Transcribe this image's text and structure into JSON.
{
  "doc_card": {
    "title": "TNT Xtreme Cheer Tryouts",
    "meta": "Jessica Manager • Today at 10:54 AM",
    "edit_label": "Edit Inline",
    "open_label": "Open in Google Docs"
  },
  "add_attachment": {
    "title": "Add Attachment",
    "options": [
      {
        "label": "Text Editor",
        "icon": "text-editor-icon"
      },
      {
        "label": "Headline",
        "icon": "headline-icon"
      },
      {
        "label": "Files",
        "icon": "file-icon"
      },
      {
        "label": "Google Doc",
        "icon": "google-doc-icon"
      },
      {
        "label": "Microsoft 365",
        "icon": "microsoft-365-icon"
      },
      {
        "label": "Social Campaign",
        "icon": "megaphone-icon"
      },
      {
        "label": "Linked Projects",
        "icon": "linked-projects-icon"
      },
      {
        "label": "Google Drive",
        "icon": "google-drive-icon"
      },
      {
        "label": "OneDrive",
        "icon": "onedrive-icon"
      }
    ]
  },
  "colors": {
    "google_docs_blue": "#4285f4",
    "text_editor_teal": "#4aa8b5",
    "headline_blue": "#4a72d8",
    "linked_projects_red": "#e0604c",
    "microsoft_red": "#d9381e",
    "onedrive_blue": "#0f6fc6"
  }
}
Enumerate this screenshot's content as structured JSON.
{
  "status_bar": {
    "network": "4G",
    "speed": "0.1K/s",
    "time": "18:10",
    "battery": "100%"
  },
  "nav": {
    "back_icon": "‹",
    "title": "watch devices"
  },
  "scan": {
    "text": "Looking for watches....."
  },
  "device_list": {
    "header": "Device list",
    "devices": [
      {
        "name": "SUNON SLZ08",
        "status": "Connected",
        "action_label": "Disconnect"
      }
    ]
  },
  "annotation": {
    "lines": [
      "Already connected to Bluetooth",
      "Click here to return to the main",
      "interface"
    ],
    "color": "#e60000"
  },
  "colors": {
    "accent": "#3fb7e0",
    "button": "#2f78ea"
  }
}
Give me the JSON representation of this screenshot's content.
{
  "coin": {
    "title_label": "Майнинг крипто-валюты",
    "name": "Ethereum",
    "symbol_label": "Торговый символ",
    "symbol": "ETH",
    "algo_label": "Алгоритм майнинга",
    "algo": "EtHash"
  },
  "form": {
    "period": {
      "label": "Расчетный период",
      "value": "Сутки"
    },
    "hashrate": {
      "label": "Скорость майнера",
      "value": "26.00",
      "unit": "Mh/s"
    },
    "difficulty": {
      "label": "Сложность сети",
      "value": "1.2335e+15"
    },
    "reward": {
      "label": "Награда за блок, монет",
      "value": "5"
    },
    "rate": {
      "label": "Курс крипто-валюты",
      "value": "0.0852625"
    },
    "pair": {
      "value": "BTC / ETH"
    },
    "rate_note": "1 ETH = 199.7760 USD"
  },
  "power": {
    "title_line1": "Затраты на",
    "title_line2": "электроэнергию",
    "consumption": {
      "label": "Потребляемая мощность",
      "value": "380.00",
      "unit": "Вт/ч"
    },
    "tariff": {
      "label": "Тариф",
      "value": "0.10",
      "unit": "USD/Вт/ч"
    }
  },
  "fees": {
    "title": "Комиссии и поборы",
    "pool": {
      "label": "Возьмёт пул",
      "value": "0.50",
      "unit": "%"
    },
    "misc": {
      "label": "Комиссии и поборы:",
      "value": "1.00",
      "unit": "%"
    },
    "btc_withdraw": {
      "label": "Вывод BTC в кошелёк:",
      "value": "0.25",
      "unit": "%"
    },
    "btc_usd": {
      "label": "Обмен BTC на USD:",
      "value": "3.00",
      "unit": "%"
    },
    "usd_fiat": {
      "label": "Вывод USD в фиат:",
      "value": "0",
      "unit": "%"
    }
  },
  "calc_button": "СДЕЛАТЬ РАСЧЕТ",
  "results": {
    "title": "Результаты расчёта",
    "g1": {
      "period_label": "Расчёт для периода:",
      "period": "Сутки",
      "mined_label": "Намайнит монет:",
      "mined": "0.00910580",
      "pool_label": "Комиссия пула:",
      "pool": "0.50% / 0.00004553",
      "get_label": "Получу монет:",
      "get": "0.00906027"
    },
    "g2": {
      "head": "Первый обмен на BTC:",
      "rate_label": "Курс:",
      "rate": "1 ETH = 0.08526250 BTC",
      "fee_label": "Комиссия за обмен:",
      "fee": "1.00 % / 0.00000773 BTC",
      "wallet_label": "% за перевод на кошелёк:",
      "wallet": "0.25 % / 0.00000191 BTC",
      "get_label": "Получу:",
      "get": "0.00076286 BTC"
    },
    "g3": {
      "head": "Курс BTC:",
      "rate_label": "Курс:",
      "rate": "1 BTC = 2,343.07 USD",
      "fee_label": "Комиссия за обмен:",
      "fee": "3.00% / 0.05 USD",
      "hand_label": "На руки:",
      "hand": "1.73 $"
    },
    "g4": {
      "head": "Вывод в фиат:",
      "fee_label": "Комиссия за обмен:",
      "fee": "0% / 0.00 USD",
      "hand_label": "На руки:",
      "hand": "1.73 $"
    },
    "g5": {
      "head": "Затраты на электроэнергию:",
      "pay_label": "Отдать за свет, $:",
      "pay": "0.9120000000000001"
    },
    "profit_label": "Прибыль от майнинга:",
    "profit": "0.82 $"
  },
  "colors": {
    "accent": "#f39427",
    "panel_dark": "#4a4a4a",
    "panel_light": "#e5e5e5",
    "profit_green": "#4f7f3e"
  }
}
____
# Stated exercise
In the entries above, identify every line with the string "JSON".

# Completed task
Transcribe this image's text and structure into JSON.
Enumerate this screenshot's content as structured JSON.
Give me the JSON representation of this screenshot's content.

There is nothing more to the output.